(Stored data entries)
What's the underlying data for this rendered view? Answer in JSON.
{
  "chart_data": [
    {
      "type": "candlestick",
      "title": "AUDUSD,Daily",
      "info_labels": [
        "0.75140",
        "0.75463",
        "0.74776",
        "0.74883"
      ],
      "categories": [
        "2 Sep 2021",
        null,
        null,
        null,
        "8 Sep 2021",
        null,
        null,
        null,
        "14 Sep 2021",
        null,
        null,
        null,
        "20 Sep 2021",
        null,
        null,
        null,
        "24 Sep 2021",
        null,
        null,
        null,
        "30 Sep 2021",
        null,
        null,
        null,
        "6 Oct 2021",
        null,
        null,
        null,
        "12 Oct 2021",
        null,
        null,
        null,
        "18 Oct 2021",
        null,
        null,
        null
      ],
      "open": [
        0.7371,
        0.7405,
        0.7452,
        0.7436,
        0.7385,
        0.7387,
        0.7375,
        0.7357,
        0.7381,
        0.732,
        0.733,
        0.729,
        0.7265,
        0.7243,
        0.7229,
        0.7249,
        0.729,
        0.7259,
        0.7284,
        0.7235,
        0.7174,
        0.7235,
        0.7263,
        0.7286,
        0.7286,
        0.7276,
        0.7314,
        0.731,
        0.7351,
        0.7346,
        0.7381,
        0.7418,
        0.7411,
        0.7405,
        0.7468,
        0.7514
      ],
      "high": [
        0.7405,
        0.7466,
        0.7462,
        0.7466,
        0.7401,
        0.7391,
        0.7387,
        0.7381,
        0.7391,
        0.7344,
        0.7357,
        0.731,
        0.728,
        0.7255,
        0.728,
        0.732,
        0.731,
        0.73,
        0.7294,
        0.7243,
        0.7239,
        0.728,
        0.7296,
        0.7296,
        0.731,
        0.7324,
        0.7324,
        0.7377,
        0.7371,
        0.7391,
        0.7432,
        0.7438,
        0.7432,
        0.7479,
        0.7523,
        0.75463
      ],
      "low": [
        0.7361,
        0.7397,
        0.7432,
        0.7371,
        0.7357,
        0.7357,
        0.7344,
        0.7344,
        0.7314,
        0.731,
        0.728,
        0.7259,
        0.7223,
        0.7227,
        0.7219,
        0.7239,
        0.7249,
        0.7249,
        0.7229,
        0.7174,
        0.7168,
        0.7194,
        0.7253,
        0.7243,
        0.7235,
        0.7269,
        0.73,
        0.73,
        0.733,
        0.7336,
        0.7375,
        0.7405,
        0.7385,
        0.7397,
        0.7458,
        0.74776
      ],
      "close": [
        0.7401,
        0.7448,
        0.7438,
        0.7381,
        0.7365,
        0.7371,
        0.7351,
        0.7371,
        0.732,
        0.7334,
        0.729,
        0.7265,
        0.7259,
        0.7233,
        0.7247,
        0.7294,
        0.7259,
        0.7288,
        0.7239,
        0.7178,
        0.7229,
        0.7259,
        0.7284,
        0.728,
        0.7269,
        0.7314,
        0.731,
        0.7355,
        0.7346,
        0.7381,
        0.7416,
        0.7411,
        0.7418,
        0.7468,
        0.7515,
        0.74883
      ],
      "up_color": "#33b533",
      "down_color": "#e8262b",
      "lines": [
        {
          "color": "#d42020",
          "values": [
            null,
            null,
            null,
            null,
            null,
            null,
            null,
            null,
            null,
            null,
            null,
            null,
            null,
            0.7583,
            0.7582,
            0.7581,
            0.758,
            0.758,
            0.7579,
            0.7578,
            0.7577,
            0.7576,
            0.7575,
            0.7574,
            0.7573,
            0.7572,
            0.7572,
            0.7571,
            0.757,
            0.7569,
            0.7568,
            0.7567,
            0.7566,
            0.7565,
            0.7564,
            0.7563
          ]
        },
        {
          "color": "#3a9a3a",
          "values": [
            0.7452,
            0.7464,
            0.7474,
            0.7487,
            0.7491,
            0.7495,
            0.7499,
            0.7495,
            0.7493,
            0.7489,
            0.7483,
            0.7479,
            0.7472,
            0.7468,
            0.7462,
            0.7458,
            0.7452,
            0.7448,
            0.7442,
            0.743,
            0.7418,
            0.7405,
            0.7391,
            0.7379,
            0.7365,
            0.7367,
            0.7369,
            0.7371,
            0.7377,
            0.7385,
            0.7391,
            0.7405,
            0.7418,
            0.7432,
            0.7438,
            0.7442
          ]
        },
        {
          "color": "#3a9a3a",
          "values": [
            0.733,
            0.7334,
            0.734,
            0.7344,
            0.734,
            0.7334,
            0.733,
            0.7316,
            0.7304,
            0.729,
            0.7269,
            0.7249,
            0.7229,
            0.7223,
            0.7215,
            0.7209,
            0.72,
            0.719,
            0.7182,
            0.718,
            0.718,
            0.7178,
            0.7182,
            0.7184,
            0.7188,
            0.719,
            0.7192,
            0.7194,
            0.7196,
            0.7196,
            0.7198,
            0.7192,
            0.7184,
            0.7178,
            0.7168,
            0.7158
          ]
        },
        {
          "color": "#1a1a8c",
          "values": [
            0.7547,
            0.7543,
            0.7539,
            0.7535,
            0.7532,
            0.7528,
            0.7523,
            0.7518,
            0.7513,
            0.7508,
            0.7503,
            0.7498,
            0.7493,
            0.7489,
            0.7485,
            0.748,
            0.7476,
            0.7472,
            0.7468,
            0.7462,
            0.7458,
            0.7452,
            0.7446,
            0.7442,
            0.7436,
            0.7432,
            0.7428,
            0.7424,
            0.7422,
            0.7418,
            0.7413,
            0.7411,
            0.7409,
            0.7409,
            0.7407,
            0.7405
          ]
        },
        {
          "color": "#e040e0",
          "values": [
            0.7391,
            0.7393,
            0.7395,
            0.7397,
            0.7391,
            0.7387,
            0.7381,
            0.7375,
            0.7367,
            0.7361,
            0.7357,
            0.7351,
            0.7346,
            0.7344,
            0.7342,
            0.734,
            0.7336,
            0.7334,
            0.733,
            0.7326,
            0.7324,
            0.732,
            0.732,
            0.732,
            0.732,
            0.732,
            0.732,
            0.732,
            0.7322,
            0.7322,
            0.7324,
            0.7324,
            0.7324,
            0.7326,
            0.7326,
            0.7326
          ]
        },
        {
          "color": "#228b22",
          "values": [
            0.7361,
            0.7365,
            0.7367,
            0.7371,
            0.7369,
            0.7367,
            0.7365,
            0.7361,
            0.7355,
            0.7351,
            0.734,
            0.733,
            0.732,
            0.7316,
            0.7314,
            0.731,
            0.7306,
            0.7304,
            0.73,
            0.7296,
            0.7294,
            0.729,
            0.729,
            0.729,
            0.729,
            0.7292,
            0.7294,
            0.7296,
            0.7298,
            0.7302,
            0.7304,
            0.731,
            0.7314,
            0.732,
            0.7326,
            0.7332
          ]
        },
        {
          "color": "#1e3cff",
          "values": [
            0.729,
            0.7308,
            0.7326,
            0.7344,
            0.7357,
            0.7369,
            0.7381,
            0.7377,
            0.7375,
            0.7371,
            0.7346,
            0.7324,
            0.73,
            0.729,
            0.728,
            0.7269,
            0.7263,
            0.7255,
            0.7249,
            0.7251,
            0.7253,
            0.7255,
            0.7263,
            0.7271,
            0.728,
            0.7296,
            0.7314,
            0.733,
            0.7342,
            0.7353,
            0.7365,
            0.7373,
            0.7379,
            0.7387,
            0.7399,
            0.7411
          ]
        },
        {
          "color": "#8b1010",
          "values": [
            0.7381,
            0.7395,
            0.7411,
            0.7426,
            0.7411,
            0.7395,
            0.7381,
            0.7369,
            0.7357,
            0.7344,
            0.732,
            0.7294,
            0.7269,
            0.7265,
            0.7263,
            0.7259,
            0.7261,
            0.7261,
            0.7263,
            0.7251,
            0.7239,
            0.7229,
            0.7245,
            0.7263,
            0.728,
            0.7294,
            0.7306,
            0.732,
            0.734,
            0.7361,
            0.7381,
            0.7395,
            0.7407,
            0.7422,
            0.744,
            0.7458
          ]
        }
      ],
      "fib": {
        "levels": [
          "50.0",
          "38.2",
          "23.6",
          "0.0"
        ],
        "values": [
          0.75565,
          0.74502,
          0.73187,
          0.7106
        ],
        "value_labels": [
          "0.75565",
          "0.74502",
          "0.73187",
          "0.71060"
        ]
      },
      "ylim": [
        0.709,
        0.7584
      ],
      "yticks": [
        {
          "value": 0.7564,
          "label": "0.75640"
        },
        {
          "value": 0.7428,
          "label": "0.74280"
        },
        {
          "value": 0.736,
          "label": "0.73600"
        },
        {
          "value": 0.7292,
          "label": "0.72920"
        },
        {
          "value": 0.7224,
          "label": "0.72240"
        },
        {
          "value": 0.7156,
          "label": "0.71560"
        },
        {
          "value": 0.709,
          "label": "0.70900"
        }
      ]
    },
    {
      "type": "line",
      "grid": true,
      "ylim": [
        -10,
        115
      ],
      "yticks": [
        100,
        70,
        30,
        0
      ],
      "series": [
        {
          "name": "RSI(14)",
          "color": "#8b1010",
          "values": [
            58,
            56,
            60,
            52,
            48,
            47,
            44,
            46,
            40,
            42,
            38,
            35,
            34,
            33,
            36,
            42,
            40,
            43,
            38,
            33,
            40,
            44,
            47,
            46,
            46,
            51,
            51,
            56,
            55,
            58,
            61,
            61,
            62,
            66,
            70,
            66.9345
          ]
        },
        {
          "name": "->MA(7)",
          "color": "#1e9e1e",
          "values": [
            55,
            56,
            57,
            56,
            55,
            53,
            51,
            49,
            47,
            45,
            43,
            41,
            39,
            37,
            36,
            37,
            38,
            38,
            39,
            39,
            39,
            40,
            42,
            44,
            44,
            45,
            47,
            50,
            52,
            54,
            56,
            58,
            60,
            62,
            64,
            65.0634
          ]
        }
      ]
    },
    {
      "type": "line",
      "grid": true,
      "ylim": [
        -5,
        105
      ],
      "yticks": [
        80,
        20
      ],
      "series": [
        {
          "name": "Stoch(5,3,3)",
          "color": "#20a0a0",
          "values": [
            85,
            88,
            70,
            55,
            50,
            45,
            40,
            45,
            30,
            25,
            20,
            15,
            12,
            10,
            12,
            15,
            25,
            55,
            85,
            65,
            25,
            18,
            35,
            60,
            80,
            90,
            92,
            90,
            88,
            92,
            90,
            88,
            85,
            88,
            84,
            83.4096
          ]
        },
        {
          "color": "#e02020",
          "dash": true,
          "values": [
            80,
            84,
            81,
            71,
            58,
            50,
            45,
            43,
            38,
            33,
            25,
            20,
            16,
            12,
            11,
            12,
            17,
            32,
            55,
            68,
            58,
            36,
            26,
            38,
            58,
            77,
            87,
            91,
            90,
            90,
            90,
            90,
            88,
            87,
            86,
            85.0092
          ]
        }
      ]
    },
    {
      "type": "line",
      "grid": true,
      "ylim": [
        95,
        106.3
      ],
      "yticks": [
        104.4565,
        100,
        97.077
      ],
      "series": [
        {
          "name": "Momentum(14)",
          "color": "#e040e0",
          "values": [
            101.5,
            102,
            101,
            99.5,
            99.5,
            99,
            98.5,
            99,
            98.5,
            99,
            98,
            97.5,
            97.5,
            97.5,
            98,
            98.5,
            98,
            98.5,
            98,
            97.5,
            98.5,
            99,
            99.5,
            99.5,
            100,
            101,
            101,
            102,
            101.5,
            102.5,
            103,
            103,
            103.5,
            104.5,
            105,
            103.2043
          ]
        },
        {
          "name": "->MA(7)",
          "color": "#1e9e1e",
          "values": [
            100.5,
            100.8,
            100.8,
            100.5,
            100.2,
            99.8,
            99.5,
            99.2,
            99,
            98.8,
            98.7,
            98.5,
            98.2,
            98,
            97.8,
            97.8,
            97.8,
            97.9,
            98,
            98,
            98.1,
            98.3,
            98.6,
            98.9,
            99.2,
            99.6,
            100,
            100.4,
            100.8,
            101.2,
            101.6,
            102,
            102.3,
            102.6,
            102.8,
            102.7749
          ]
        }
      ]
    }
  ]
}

Written request: Out of the material above, gather each line where "name" appears.

Response for this exercise:
          "name": "RSI(14)",
          "name": "->MA(7)",
          "name": "Stoch(5,3,3)",
          "name": "Momentum(14)",
          "name": "->MA(7)",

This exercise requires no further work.